Exercise prompt
Of all the lines in the records below, how many hold the word "York"? Give the number alone.

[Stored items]
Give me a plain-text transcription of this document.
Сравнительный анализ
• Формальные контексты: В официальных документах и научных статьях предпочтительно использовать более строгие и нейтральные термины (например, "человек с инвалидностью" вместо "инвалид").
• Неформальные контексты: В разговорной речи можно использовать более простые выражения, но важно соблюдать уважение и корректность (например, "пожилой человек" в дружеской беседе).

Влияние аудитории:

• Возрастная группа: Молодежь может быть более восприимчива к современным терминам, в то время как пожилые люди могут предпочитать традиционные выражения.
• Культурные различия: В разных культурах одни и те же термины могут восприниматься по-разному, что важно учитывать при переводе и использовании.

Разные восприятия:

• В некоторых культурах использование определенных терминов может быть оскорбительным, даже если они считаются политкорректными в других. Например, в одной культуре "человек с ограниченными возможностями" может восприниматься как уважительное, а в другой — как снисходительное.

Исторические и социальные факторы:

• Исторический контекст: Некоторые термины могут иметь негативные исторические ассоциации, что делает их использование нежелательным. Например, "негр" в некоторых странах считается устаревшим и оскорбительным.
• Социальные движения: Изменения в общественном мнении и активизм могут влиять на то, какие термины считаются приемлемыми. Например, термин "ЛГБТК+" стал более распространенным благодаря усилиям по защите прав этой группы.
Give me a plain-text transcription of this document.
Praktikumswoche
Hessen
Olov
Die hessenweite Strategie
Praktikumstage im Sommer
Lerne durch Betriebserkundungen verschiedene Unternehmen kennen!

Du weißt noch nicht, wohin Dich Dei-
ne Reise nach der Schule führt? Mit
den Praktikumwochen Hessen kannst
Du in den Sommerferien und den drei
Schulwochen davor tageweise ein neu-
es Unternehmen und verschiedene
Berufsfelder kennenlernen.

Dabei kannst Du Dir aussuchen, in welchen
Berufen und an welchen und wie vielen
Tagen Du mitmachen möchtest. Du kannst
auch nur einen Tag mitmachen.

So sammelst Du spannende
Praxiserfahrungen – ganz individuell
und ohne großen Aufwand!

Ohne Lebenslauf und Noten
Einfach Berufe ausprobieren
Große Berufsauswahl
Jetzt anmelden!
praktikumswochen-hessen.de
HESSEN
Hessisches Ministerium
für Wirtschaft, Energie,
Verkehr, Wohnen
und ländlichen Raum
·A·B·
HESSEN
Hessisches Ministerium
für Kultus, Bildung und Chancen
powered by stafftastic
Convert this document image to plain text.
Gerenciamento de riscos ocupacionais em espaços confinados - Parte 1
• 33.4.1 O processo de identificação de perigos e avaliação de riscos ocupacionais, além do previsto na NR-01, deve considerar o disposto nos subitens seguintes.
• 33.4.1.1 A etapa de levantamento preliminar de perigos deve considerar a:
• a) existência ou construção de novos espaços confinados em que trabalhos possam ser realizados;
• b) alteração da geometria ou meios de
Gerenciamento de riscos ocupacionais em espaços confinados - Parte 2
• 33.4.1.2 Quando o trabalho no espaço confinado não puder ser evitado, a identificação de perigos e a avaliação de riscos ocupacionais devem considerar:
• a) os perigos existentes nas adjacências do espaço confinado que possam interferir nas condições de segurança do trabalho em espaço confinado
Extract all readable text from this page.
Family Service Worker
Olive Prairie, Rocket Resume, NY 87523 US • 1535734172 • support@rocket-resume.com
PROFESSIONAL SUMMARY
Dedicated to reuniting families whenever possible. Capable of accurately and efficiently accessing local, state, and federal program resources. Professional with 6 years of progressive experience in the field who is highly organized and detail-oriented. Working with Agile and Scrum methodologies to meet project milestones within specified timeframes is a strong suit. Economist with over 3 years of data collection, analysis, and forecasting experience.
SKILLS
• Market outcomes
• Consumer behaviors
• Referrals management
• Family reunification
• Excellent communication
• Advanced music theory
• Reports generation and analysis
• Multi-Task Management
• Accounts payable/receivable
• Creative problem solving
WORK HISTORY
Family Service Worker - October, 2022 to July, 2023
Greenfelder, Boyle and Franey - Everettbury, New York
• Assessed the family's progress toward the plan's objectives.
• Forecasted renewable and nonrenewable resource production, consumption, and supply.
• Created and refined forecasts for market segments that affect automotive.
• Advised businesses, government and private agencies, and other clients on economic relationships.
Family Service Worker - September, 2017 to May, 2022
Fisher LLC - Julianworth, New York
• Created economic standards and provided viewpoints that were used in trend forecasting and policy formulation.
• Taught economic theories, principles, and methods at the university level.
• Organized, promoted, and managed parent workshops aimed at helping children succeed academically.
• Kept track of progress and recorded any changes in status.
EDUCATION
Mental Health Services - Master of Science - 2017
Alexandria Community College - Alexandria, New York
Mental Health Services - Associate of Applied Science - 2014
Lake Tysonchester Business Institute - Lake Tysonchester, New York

Final result
4